Collection entries:
--------------------------------

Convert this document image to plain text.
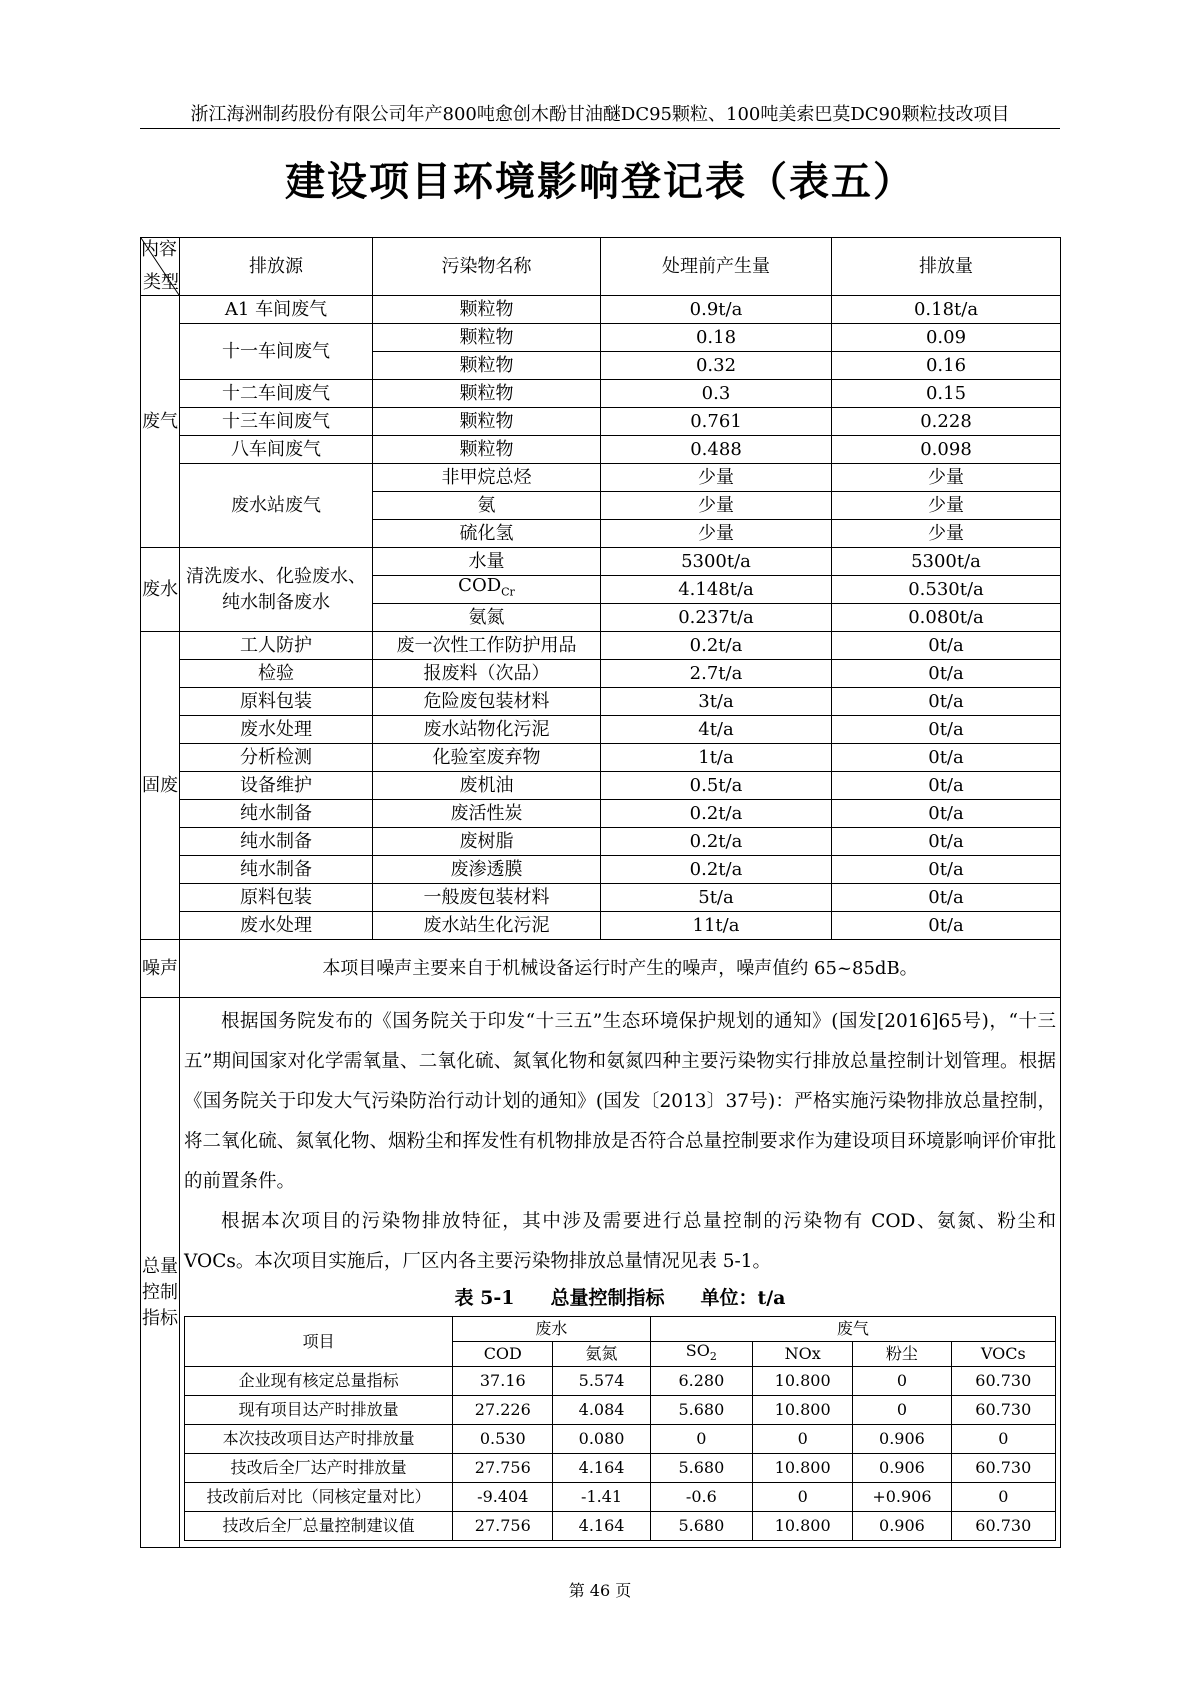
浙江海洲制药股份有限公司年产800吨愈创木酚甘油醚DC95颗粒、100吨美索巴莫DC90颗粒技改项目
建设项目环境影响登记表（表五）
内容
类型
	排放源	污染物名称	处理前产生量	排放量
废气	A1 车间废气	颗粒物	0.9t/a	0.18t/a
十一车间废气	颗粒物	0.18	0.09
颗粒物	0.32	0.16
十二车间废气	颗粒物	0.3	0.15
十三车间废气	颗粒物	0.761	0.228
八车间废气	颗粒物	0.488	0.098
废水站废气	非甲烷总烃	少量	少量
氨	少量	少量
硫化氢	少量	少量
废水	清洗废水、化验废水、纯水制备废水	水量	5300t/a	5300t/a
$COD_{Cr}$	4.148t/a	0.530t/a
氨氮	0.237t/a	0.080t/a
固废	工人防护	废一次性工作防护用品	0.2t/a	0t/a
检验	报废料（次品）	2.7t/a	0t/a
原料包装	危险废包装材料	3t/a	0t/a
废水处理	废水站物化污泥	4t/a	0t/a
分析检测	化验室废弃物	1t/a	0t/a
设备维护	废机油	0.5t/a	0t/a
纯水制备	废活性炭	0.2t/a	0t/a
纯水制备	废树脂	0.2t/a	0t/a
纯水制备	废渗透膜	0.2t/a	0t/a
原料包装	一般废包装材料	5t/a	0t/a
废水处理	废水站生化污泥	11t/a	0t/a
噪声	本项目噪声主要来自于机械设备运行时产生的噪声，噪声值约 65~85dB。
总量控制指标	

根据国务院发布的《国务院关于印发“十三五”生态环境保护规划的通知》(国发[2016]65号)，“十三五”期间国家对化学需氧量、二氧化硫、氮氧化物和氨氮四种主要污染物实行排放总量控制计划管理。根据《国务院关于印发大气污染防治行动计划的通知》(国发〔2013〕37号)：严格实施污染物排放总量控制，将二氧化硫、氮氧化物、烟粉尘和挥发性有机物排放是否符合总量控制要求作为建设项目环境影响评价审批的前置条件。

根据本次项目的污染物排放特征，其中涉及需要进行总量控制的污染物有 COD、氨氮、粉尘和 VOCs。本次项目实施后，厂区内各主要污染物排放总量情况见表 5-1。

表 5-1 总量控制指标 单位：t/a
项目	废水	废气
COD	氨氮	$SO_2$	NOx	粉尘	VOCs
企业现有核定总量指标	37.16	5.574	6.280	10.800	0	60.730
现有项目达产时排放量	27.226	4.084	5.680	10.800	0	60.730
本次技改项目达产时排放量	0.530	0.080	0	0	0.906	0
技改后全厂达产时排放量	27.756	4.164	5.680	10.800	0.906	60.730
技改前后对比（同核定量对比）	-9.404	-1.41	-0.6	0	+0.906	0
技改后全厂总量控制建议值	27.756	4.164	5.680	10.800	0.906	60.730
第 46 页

--------------------------------

Go through the records above and copy every line with the word "VOCs".

__Answer below__.
根据本次项目的污染物排放特征，其中涉及需要进行总量控制的污染物有 COD、氨氮、粉尘和 VOCs。本次项目实施后，厂区内各主要污染物排放总量情况见表 5-1。
COD	氨氮	$SO_2$	NOx	粉尘	VOCs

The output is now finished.